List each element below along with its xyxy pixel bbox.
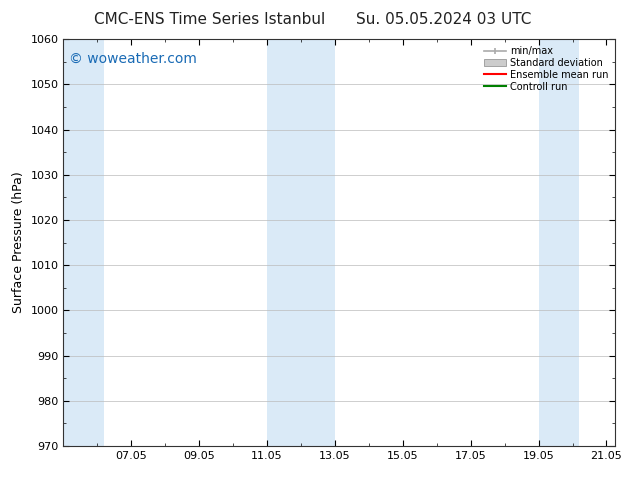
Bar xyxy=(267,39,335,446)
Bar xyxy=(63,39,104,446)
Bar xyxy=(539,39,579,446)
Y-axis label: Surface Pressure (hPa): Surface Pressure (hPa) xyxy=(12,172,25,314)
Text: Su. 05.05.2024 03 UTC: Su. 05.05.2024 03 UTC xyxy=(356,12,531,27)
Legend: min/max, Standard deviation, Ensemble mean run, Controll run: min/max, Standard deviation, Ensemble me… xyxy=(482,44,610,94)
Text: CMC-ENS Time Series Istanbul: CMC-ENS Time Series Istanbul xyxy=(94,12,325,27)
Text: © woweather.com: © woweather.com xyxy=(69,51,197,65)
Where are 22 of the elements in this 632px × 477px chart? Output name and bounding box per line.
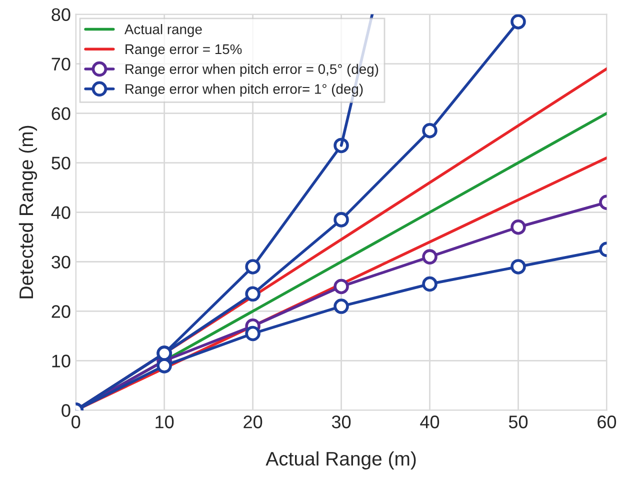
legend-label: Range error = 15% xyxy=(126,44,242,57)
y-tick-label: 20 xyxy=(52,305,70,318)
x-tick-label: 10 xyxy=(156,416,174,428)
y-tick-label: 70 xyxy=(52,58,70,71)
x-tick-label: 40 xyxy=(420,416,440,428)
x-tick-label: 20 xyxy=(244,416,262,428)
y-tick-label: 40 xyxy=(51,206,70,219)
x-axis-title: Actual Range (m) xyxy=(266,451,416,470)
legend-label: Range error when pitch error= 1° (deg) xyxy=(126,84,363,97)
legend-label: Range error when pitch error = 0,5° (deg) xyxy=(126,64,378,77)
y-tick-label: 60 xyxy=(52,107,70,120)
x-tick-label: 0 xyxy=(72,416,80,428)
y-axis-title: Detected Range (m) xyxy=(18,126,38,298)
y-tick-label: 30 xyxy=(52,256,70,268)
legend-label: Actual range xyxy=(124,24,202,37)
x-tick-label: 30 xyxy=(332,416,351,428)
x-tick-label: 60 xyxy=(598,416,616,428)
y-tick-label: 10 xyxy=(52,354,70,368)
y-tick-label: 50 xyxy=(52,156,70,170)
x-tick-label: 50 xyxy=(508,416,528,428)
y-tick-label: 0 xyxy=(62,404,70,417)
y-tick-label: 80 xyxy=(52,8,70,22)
------------------------------------------------------------
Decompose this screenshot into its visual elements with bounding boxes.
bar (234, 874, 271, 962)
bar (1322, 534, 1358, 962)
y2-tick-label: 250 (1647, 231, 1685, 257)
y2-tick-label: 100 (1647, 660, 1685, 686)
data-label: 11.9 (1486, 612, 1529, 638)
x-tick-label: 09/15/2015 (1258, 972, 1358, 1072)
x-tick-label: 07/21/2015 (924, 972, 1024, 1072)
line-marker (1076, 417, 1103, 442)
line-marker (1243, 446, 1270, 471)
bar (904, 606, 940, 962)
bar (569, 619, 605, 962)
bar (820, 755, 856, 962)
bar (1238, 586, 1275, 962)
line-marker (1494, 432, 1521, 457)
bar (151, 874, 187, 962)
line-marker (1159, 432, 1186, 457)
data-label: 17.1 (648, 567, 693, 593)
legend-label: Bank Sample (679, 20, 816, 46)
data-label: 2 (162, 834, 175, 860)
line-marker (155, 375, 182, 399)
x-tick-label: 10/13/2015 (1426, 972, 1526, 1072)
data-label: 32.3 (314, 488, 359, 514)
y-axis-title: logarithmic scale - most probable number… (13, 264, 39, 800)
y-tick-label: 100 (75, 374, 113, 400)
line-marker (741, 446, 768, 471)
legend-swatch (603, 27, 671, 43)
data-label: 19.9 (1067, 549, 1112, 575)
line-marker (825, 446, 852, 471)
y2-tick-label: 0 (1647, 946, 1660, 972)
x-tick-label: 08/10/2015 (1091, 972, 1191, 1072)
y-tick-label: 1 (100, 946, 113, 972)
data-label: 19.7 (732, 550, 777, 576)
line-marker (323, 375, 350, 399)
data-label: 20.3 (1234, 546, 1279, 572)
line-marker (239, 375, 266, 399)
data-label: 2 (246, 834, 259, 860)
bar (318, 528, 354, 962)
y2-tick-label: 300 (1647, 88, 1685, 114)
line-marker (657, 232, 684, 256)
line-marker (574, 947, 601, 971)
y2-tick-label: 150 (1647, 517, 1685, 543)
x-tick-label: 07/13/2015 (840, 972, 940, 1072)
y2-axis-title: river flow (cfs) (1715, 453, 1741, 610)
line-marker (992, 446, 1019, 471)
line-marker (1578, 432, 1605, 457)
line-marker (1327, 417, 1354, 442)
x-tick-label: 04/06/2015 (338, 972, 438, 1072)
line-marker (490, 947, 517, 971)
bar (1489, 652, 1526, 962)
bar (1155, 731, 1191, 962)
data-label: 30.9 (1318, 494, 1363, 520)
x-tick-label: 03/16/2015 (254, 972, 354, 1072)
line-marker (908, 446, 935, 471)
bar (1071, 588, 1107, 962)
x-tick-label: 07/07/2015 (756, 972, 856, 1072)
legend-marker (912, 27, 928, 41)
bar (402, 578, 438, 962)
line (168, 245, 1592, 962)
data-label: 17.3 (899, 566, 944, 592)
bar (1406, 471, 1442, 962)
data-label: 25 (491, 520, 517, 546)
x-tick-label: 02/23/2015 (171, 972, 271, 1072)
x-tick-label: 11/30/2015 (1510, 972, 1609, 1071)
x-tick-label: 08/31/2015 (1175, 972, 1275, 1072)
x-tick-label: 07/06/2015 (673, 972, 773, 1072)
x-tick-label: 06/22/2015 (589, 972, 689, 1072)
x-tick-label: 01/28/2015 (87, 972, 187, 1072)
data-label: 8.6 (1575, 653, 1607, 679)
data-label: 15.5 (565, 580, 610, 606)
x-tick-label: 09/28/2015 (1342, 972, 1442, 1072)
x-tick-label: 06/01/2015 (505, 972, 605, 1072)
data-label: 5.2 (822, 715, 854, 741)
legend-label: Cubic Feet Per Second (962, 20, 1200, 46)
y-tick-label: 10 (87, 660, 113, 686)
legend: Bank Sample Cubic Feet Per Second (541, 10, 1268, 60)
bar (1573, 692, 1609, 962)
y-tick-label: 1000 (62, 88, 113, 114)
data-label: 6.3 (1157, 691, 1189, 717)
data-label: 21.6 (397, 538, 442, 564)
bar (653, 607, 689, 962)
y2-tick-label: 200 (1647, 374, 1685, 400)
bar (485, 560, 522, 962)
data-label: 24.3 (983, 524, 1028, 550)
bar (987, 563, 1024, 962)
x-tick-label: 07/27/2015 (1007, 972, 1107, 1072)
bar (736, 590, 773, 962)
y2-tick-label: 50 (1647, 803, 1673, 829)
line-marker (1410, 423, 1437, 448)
------------------------------------------------------------
Task prompt => Render everything in the data from the line containing "legend-label: Range error = 15%" down to the line containing "y-tick-label: 40 xyxy=(51,206,70,219)" as a Markdown table with the columns Row and Line, numbering each row and skipping blank lines.

Exercise output =>
| Row | Line |
|---|---|
| 1 | legend-label: Range error = 15% xyxy=(126,44,242,57) |
| 2 | y-tick-label: 20 xyxy=(52,305,70,318) |
| 3 | x-tick-label: 10 xyxy=(156,416,174,428) |
| 4 | y-tick-label: 70 xyxy=(52,58,70,71) |
| 5 | x-tick-label: 40 xyxy=(420,416,440,428) |
| 6 | x-tick-label: 20 xyxy=(244,416,262,428) |
| 7 | y-tick-label: 40 xyxy=(51,206,70,219) |